■ Stated goal
Repeat, exactly and completely, the material that follows. Omit the pictures.

■ Record set

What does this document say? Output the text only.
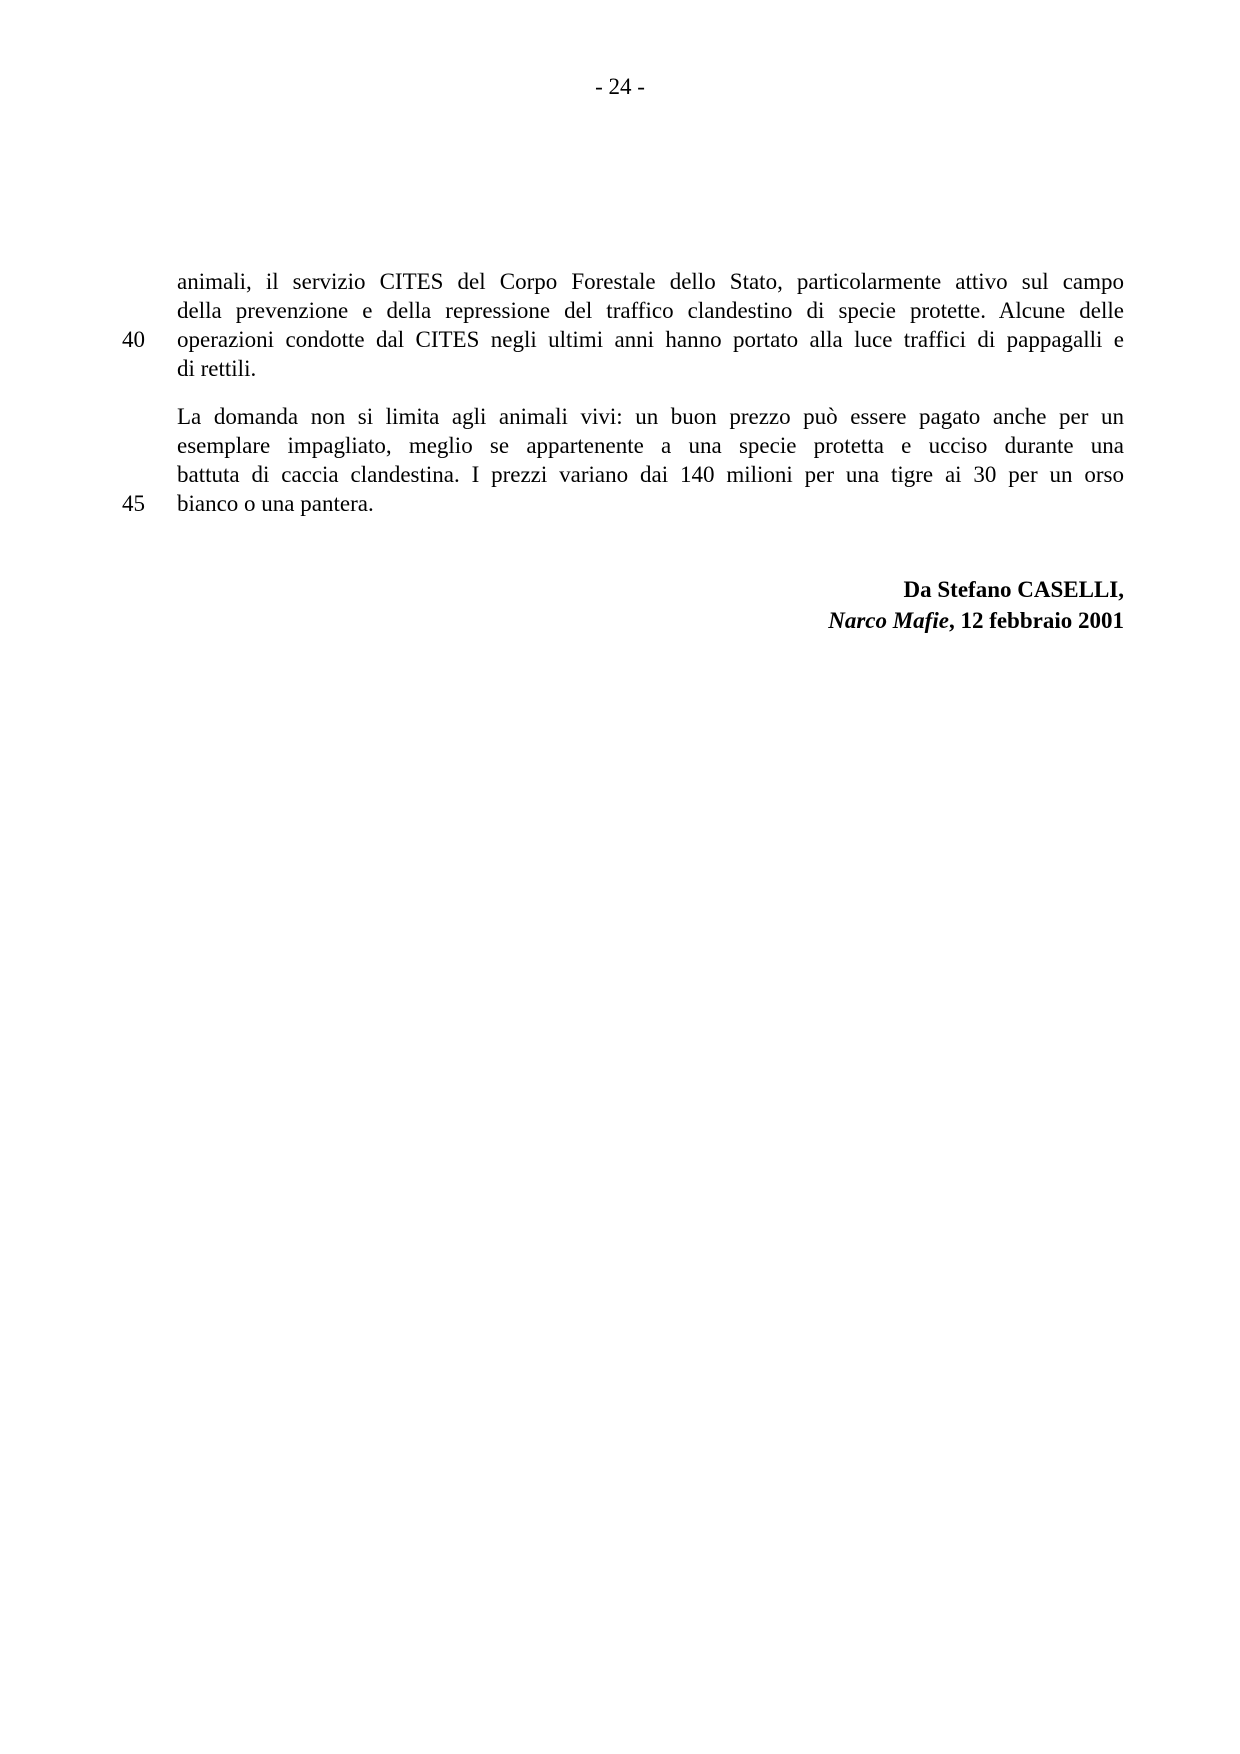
- 24 -
40
45
animali, il servizio CITES del Corpo Forestale dello Stato, particolarmente attivo sul campo
della prevenzione e della repressione del traffico clandestino di specie protette. Alcune delle
operazioni condotte dal CITES negli ultimi anni hanno portato alla luce traffici di pappagalli e
di rettili.
La domanda non si limita agli animali vivi: un buon prezzo può essere pagato anche per un
esemplare impagliato, meglio se appartenente a una specie protetta e ucciso durante una
battuta di caccia clandestina. I prezzi variano dai 140 milioni per una tigre ai 30 per un orso
bianco o una pantera.
Da Stefano CASELLI,
Narco Mafie, 12 febbraio 2001
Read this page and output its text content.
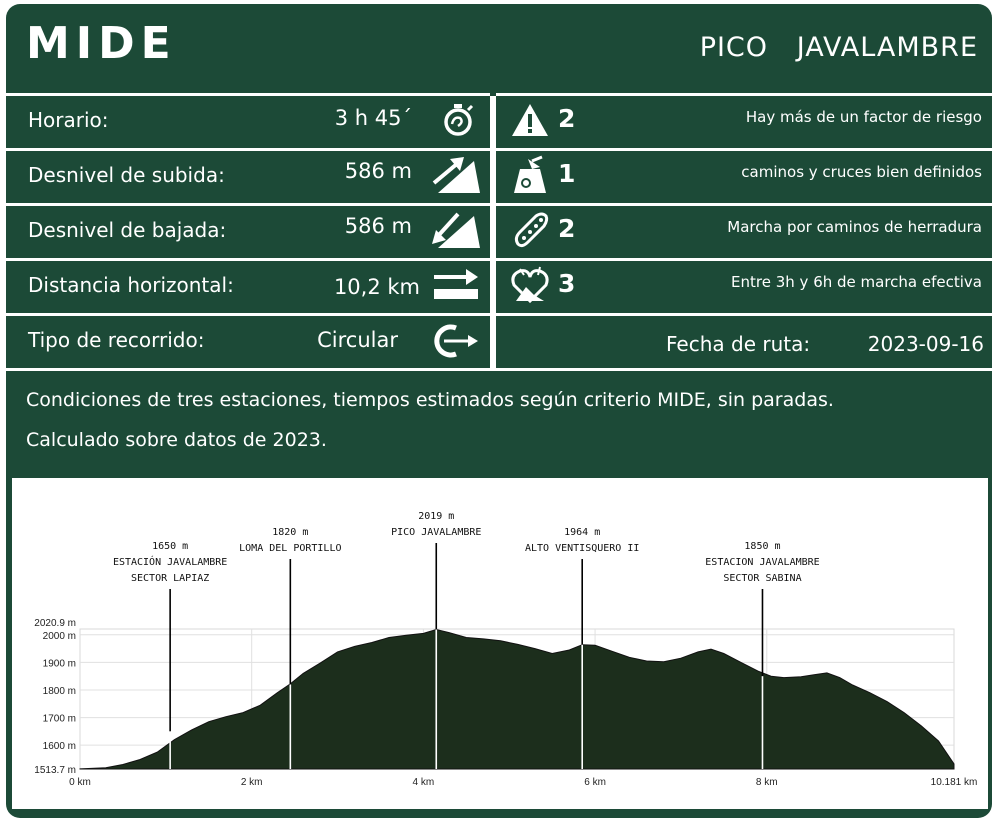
MIDE	PICO   JAVALAMBRE
Horario:	3 h 45´	2	Hay más de un factor de riesgo
Desnivel de subida:	586 m	1	caminos y cruces bien definidos
Desnivel de bajada:	586 m	2	Marcha por caminos de herradura
Distancia horizontal:	10,2 km	3	Entre 3h y 6h de marcha efectiva
Tipo de recorrido:	Circular	Fecha de ruta:	2023-09-16
Condiciones de tres estaciones, tiempos estimados según criterio MIDE, sin paradas.
Calculado sobre datos de 2023.
1650 m
ESTACIÓN JAVALAMBRE
SECTOR LAPIAZ
1820 m
LOMA DEL PORTILLO
2019 m
PICO JAVALAMBRE	1964 m
ALTO VENTISQUERO II	1850 m
ESTACION JAVALAMBRE
SECTOR SABINA
1513.7 m
1600 m
1700 m
1800 m
1900 m
2000 m
2020.9 m
0 km	2 km	4 km	6 km	8 km	10.181 km
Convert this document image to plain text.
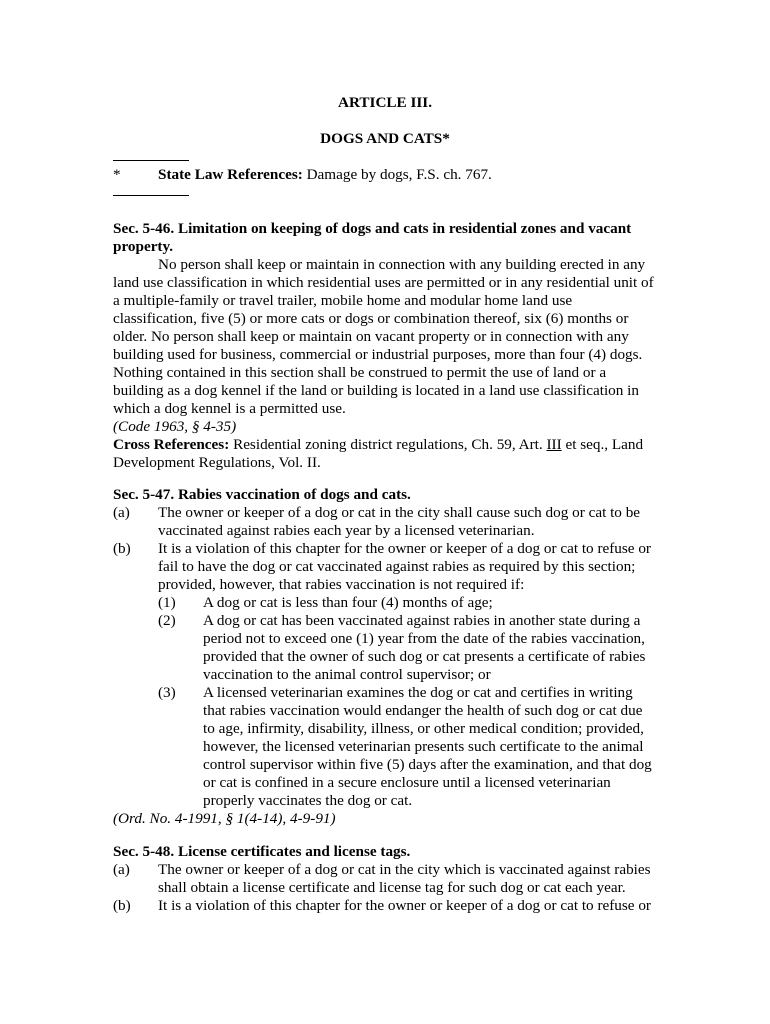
ARTICLE III.
DOGS AND CATS*
* State Law References: Damage by dogs, F.S. ch. 767.
Sec. 5-46. Limitation on keeping of dogs and cats in residential zones and vacant property.
No person shall keep or maintain in connection with any building erected in any land use classification in which residential uses are permitted or in any residential unit of a multiple-family or travel trailer, mobile home and modular home land use classification, five (5) or more cats or dogs or combination thereof, six (6) months or older. No person shall keep or maintain on vacant property or in connection with any building used for business, commercial or industrial purposes, more than four (4) dogs. Nothing contained in this section shall be construed to permit the use of land or a building as a dog kennel if the land or building is located in a land use classification in which a dog kennel is a permitted use.
(Code 1963, § 4-35)
Cross References: Residential zoning district regulations, Ch. 59, Art. III et seq., Land Development Regulations, Vol. II.
Sec. 5-47. Rabies vaccination of dogs and cats.
(a) The owner or keeper of a dog or cat in the city shall cause such dog or cat to be vaccinated against rabies each year by a licensed veterinarian.
(b) It is a violation of this chapter for the owner or keeper of a dog or cat to refuse or fail to have the dog or cat vaccinated against rabies as required by this section; provided, however, that rabies vaccination is not required if:
(1) A dog or cat is less than four (4) months of age;
(2) A dog or cat has been vaccinated against rabies in another state during a period not to exceed one (1) year from the date of the rabies vaccination, provided that the owner of such dog or cat presents a certificate of rabies vaccination to the animal control supervisor; or
(3) A licensed veterinarian examines the dog or cat and certifies in writing that rabies vaccination would endanger the health of such dog or cat due to age, infirmity, disability, illness, or other medical condition; provided, however, the licensed veterinarian presents such certificate to the animal control supervisor within five (5) days after the examination, and that dog or cat is confined in a secure enclosure until a licensed veterinarian properly vaccinates the dog or cat.
(Ord. No. 4-1991, § 1(4-14), 4-9-91)
Sec. 5-48. License certificates and license tags.
(a) The owner or keeper of a dog or cat in the city which is vaccinated against rabies shall obtain a license certificate and license tag for such dog or cat each year.
(b) It is a violation of this chapter for the owner or keeper of a dog or cat to refuse or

■ Solved exercise
What does this document say? Output the text only.
- 24 -
40
45
animali, il servizio CITES del Corpo Forestale dello Stato, particolarmente attivo sul campo
della prevenzione e della repressione del traffico clandestino di specie protette. Alcune delle
operazioni condotte dal CITES negli ultimi anni hanno portato alla luce traffici di pappagalli e
di rettili.
La domanda non si limita agli animali vivi: un buon prezzo può essere pagato anche per un
esemplare impagliato, meglio se appartenente a una specie protetta e ucciso durante una
battuta di caccia clandestina. I prezzi variano dai 140 milioni per una tigre ai 30 per un orso
bianco o una pantera.
Da Stefano CASELLI,
Narco Mafie, 12 febbraio 2001
Read this page and output its text content.
MIDE	PICO   JAVALAMBRE
Horario:	3 h 45´	2	Hay más de un factor de riesgo
Desnivel de subida:	586 m	1	caminos y cruces bien definidos
Desnivel de bajada:	586 m	2	Marcha por caminos de herradura
Distancia horizontal:	10,2 km	3	Entre 3h y 6h de marcha efectiva
Tipo de recorrido:	Circular	Fecha de ruta:	2023-09-16
Condiciones de tres estaciones, tiempos estimados según criterio MIDE, sin paradas.
Calculado sobre datos de 2023.
1650 m
ESTACIÓN JAVALAMBRE
SECTOR LAPIAZ
1820 m
LOMA DEL PORTILLO
2019 m
PICO JAVALAMBRE	1964 m
ALTO VENTISQUERO II	1850 m
ESTACION JAVALAMBRE
SECTOR SABINA
1513.7 m
1600 m
1700 m
1800 m
1900 m
2000 m
2020.9 m
0 km	2 km	4 km	6 km	8 km	10.181 km
Convert this document image to plain text.
ARTICLE III.
DOGS AND CATS*
* State Law References: Damage by dogs, F.S. ch. 767.
Sec. 5-46. Limitation on keeping of dogs and cats in residential zones and vacant property.
No person shall keep or maintain in connection with any building erected in any land use classification in which residential uses are permitted or in any residential unit of a multiple-family or travel trailer, mobile home and modular home land use classification, five (5) or more cats or dogs or combination thereof, six (6) months or older. No person shall keep or maintain on vacant property or in connection with any building used for business, commercial or industrial purposes, more than four (4) dogs. Nothing contained in this section shall be construed to permit the use of land or a building as a dog kennel if the land or building is located in a land use classification in which a dog kennel is a permitted use.
(Code 1963, § 4-35)
Cross References: Residential zoning district regulations, Ch. 59, Art. III et seq., Land Development Regulations, Vol. II.
Sec. 5-47. Rabies vaccination of dogs and cats.
(a) The owner or keeper of a dog or cat in the city shall cause such dog or cat to be vaccinated against rabies each year by a licensed veterinarian.
(b) It is a violation of this chapter for the owner or keeper of a dog or cat to refuse or fail to have the dog or cat vaccinated against rabies as required by this section; provided, however, that rabies vaccination is not required if:
(1) A dog or cat is less than four (4) months of age;
(2) A dog or cat has been vaccinated against rabies in another state during a period not to exceed one (1) year from the date of the rabies vaccination, provided that the owner of such dog or cat presents a certificate of rabies vaccination to the animal control supervisor; or
(3) A licensed veterinarian examines the dog or cat and certifies in writing that rabies vaccination would endanger the health of such dog or cat due to age, infirmity, disability, illness, or other medical condition; provided, however, the licensed veterinarian presents such certificate to the animal control supervisor within five (5) days after the examination, and that dog or cat is confined in a secure enclosure until a licensed veterinarian properly vaccinates the dog or cat.
(Ord. No. 4-1991, § 1(4-14), 4-9-91)
Sec. 5-48. License certificates and license tags.
(a) The owner or keeper of a dog or cat in the city which is vaccinated against rabies shall obtain a license certificate and license tag for such dog or cat each year.
(b) It is a violation of this chapter for the owner or keeper of a dog or cat to refuse or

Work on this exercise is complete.